(Collected data entries)
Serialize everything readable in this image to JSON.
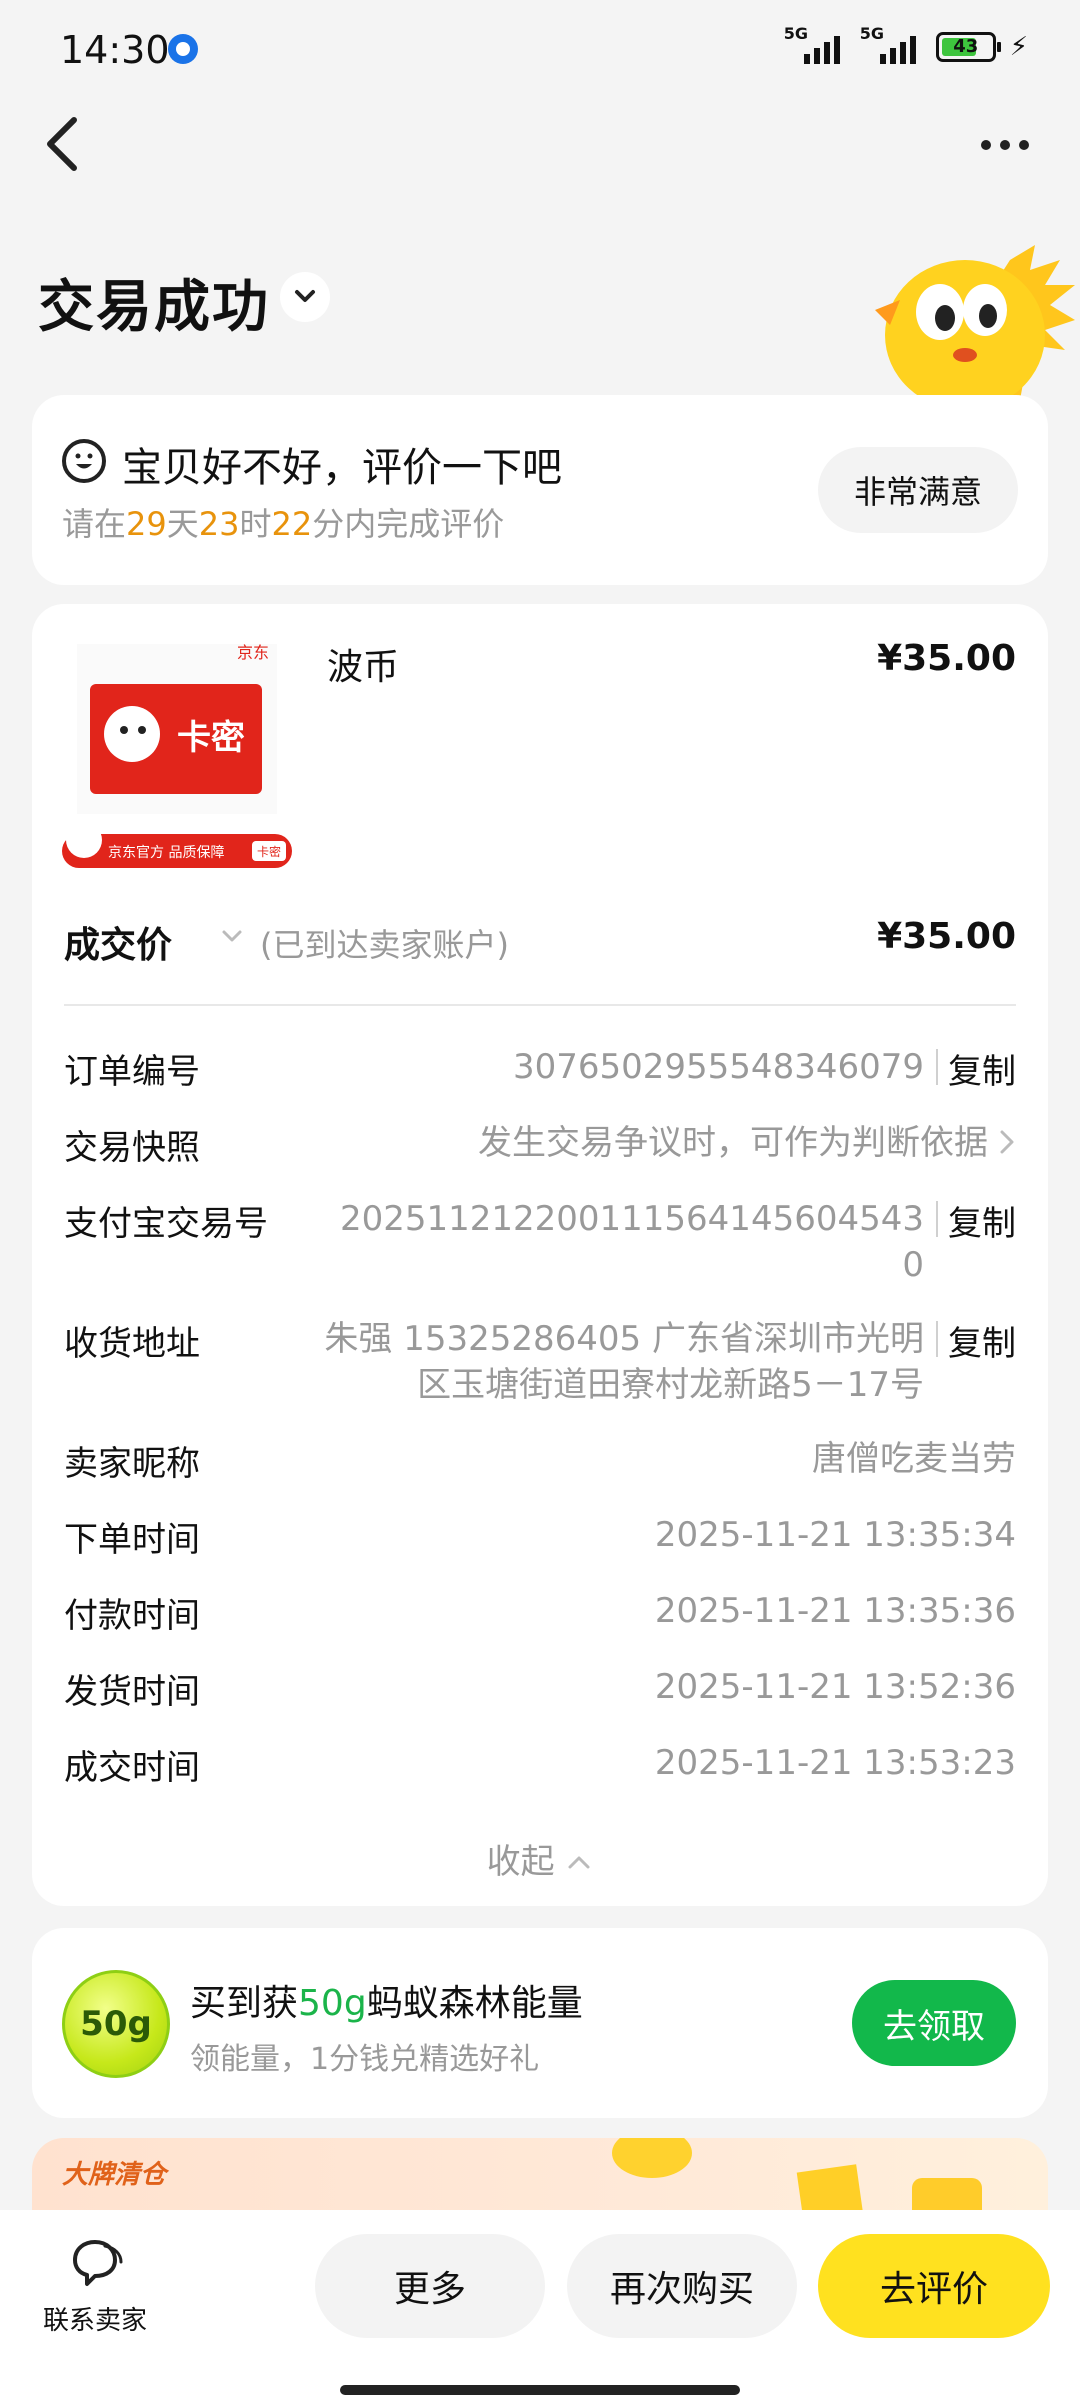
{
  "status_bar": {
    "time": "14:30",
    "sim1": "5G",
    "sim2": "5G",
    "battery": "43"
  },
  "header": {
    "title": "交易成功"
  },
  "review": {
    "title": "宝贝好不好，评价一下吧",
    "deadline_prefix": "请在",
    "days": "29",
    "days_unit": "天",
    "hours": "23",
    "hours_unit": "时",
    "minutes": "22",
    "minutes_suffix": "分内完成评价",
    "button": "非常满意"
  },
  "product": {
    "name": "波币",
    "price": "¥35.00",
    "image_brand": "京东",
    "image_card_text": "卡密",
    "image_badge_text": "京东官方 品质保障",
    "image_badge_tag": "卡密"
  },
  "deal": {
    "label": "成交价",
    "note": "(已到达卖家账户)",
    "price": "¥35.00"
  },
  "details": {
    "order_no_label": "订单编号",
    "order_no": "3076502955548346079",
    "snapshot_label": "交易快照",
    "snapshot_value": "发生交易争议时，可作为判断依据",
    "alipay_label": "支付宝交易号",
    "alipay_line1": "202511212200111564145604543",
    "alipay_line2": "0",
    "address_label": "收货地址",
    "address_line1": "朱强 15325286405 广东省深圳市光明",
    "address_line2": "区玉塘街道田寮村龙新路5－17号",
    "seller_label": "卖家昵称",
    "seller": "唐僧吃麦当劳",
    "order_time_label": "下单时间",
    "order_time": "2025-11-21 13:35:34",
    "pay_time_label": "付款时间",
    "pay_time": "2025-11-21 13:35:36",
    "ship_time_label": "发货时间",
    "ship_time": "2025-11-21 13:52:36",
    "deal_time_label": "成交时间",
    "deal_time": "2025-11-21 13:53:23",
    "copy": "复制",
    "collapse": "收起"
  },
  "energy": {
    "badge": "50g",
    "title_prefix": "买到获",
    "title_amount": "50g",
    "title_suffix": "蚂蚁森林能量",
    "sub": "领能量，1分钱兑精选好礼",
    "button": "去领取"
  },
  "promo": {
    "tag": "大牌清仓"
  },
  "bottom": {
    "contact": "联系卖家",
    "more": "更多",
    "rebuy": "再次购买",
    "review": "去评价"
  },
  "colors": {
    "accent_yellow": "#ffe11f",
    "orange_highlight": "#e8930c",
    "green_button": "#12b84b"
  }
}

* _What the task asks_: Do not copy the pictures, but repeat every line exactly.

* _Reply_:
Serialize everything readable in this image to JSON.
{
  "status_bar": {
    "time": "14:30",
    "sim1": "5G",
    "sim2": "5G",
    "battery": "43"
  },
  "header": {
    "title": "交易成功"
  },
  "review": {
    "title": "宝贝好不好，评价一下吧",
    "deadline_prefix": "请在",
    "days": "29",
    "days_unit": "天",
    "hours": "23",
    "hours_unit": "时",
    "minutes": "22",
    "minutes_suffix": "分内完成评价",
    "button": "非常满意"
  },
  "product": {
    "name": "波币",
    "price": "¥35.00",
    "image_brand": "京东",
    "image_card_text": "卡密",
    "image_badge_text": "京东官方 品质保障",
    "image_badge_tag": "卡密"
  },
  "deal": {
    "label": "成交价",
    "note": "(已到达卖家账户)",
    "price": "¥35.00"
  },
  "details": {
    "order_no_label": "订单编号",
    "order_no": "3076502955548346079",
    "snapshot_label": "交易快照",
    "snapshot_value": "发生交易争议时，可作为判断依据",
    "alipay_label": "支付宝交易号",
    "alipay_line1": "202511212200111564145604543",
    "alipay_line2": "0",
    "address_label": "收货地址",
    "address_line1": "朱强 15325286405 广东省深圳市光明",
    "address_line2": "区玉塘街道田寮村龙新路5－17号",
    "seller_label": "卖家昵称",
    "seller": "唐僧吃麦当劳",
    "order_time_label": "下单时间",
    "order_time": "2025-11-21 13:35:34",
    "pay_time_label": "付款时间",
    "pay_time": "2025-11-21 13:35:36",
    "ship_time_label": "发货时间",
    "ship_time": "2025-11-21 13:52:36",
    "deal_time_label": "成交时间",
    "deal_time": "2025-11-21 13:53:23",
    "copy": "复制",
    "collapse": "收起"
  },
  "energy": {
    "badge": "50g",
    "title_prefix": "买到获",
    "title_amount": "50g",
    "title_suffix": "蚂蚁森林能量",
    "sub": "领能量，1分钱兑精选好礼",
    "button": "去领取"
  },
  "promo": {
    "tag": "大牌清仓"
  },
  "bottom": {
    "contact": "联系卖家",
    "more": "更多",
    "rebuy": "再次购买",
    "review": "去评价"
  },
  "colors": {
    "accent_yellow": "#ffe11f",
    "orange_highlight": "#e8930c",
    "green_button": "#12b84b"
  }
}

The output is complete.